• [What to do]
In this exercise, reproduce all the entries that follow exactly.

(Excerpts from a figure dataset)

▶

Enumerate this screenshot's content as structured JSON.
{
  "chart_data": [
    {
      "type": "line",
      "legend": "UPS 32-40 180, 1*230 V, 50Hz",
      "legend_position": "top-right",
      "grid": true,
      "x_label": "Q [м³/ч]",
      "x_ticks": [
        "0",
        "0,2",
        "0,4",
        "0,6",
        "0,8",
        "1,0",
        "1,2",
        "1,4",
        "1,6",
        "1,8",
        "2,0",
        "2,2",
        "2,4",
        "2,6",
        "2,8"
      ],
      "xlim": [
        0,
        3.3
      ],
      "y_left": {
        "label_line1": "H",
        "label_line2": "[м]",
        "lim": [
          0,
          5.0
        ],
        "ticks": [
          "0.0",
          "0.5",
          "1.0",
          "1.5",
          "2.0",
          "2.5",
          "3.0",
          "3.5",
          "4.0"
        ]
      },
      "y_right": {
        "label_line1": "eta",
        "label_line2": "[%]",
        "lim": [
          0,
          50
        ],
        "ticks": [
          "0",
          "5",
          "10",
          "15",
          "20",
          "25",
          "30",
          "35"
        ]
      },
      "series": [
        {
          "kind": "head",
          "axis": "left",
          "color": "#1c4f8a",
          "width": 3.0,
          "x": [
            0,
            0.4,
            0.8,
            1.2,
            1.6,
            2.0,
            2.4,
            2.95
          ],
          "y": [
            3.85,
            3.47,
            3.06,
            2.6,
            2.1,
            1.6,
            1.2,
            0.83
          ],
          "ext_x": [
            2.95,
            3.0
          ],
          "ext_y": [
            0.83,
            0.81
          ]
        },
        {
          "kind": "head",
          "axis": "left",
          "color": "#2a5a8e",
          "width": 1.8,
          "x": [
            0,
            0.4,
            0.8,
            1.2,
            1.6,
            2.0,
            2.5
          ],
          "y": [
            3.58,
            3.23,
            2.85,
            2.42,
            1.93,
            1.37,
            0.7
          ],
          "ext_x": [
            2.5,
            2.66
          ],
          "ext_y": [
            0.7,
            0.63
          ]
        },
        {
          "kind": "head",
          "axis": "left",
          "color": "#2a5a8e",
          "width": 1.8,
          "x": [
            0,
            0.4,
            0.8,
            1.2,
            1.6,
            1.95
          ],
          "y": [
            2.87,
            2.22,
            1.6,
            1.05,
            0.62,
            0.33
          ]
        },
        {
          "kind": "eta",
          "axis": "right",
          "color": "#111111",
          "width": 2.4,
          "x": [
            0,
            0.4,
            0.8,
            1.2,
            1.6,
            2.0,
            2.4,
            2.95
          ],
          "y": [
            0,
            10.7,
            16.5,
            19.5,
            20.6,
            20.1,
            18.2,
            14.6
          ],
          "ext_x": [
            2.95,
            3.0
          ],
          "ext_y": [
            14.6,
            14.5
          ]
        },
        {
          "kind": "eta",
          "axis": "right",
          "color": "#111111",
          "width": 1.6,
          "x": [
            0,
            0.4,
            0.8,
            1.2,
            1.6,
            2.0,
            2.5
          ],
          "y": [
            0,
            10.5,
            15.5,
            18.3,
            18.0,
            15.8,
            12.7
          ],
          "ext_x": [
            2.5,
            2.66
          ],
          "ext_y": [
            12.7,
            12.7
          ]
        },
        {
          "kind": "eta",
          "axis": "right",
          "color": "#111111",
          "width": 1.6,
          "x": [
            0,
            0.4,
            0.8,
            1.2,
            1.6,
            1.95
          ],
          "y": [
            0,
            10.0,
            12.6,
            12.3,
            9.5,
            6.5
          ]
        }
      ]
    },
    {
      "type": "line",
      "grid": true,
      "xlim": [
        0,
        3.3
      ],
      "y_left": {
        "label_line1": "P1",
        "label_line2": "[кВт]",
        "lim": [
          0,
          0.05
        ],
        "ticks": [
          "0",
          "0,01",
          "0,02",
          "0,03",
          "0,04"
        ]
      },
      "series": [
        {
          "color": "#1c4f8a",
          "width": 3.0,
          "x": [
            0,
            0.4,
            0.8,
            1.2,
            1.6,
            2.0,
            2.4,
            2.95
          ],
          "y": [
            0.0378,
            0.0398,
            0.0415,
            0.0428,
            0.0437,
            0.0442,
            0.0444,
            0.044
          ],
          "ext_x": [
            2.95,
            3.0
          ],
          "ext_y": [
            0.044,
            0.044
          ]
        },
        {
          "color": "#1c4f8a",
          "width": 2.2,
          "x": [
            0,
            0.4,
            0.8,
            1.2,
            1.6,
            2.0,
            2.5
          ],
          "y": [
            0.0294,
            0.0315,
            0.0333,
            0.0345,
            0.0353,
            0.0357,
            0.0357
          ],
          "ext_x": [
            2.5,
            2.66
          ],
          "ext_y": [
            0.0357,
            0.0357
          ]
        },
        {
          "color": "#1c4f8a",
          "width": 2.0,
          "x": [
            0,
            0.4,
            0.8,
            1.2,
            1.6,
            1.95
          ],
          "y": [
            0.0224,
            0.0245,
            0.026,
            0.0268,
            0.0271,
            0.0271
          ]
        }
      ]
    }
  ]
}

◀

• [Complete answer]
Enumerate this screenshot's content as structured JSON.
{
  "chart_data": [
    {
      "type": "line",
      "legend": "UPS 32-40 180, 1*230 V, 50Hz",
      "legend_position": "top-right",
      "grid": true,
      "x_label": "Q [м³/ч]",
      "x_ticks": [
        "0",
        "0,2",
        "0,4",
        "0,6",
        "0,8",
        "1,0",
        "1,2",
        "1,4",
        "1,6",
        "1,8",
        "2,0",
        "2,2",
        "2,4",
        "2,6",
        "2,8"
      ],
      "xlim": [
        0,
        3.3
      ],
      "y_left": {
        "label_line1": "H",
        "label_line2": "[м]",
        "lim": [
          0,
          5.0
        ],
        "ticks": [
          "0.0",
          "0.5",
          "1.0",
          "1.5",
          "2.0",
          "2.5",
          "3.0",
          "3.5",
          "4.0"
        ]
      },
      "y_right": {
        "label_line1": "eta",
        "label_line2": "[%]",
        "lim": [
          0,
          50
        ],
        "ticks": [
          "0",
          "5",
          "10",
          "15",
          "20",
          "25",
          "30",
          "35"
        ]
      },
      "series": [
        {
          "kind": "head",
          "axis": "left",
          "color": "#1c4f8a",
          "width": 3.0,
          "x": [
            0,
            0.4,
            0.8,
            1.2,
            1.6,
            2.0,
            2.4,
            2.95
          ],
          "y": [
            3.85,
            3.47,
            3.06,
            2.6,
            2.1,
            1.6,
            1.2,
            0.83
          ],
          "ext_x": [
            2.95,
            3.0
          ],
          "ext_y": [
            0.83,
            0.81
          ]
        },
        {
          "kind": "head",
          "axis": "left",
          "color": "#2a5a8e",
          "width": 1.8,
          "x": [
            0,
            0.4,
            0.8,
            1.2,
            1.6,
            2.0,
            2.5
          ],
          "y": [
            3.58,
            3.23,
            2.85,
            2.42,
            1.93,
            1.37,
            0.7
          ],
          "ext_x": [
            2.5,
            2.66
          ],
          "ext_y": [
            0.7,
            0.63
          ]
        },
        {
          "kind": "head",
          "axis": "left",
          "color": "#2a5a8e",
          "width": 1.8,
          "x": [
            0,
            0.4,
            0.8,
            1.2,
            1.6,
            1.95
          ],
          "y": [
            2.87,
            2.22,
            1.6,
            1.05,
            0.62,
            0.33
          ]
        },
        {
          "kind": "eta",
          "axis": "right",
          "color": "#111111",
          "width": 2.4,
          "x": [
            0,
            0.4,
            0.8,
            1.2,
            1.6,
            2.0,
            2.4,
            2.95
          ],
          "y": [
            0,
            10.7,
            16.5,
            19.5,
            20.6,
            20.1,
            18.2,
            14.6
          ],
          "ext_x": [
            2.95,
            3.0
          ],
          "ext_y": [
            14.6,
            14.5
          ]
        },
        {
          "kind": "eta",
          "axis": "right",
          "color": "#111111",
          "width": 1.6,
          "x": [
            0,
            0.4,
            0.8,
            1.2,
            1.6,
            2.0,
            2.5
          ],
          "y": [
            0,
            10.5,
            15.5,
            18.3,
            18.0,
            15.8,
            12.7
          ],
          "ext_x": [
            2.5,
            2.66
          ],
          "ext_y": [
            12.7,
            12.7
          ]
        },
        {
          "kind": "eta",
          "axis": "right",
          "color": "#111111",
          "width": 1.6,
          "x": [
            0,
            0.4,
            0.8,
            1.2,
            1.6,
            1.95
          ],
          "y": [
            0,
            10.0,
            12.6,
            12.3,
            9.5,
            6.5
          ]
        }
      ]
    },
    {
      "type": "line",
      "grid": true,
      "xlim": [
        0,
        3.3
      ],
      "y_left": {
        "label_line1": "P1",
        "label_line2": "[кВт]",
        "lim": [
          0,
          0.05
        ],
        "ticks": [
          "0",
          "0,01",
          "0,02",
          "0,03",
          "0,04"
        ]
      },
      "series": [
        {
          "color": "#1c4f8a",
          "width": 3.0,
          "x": [
            0,
            0.4,
            0.8,
            1.2,
            1.6,
            2.0,
            2.4,
            2.95
          ],
          "y": [
            0.0378,
            0.0398,
            0.0415,
            0.0428,
            0.0437,
            0.0442,
            0.0444,
            0.044
          ],
          "ext_x": [
            2.95,
            3.0
          ],
          "ext_y": [
            0.044,
            0.044
          ]
        },
        {
          "color": "#1c4f8a",
          "width": 2.2,
          "x": [
            0,
            0.4,
            0.8,
            1.2,
            1.6,
            2.0,
            2.5
          ],
          "y": [
            0.0294,
            0.0315,
            0.0333,
            0.0345,
            0.0353,
            0.0357,
            0.0357
          ],
          "ext_x": [
            2.5,
            2.66
          ],
          "ext_y": [
            0.0357,
            0.0357
          ]
        },
        {
          "color": "#1c4f8a",
          "width": 2.0,
          "x": [
            0,
            0.4,
            0.8,
            1.2,
            1.6,
            1.95
          ],
          "y": [
            0.0224,
            0.0245,
            0.026,
            0.0268,
            0.0271,
            0.0271
          ]
        }
      ]
    }
  ]
}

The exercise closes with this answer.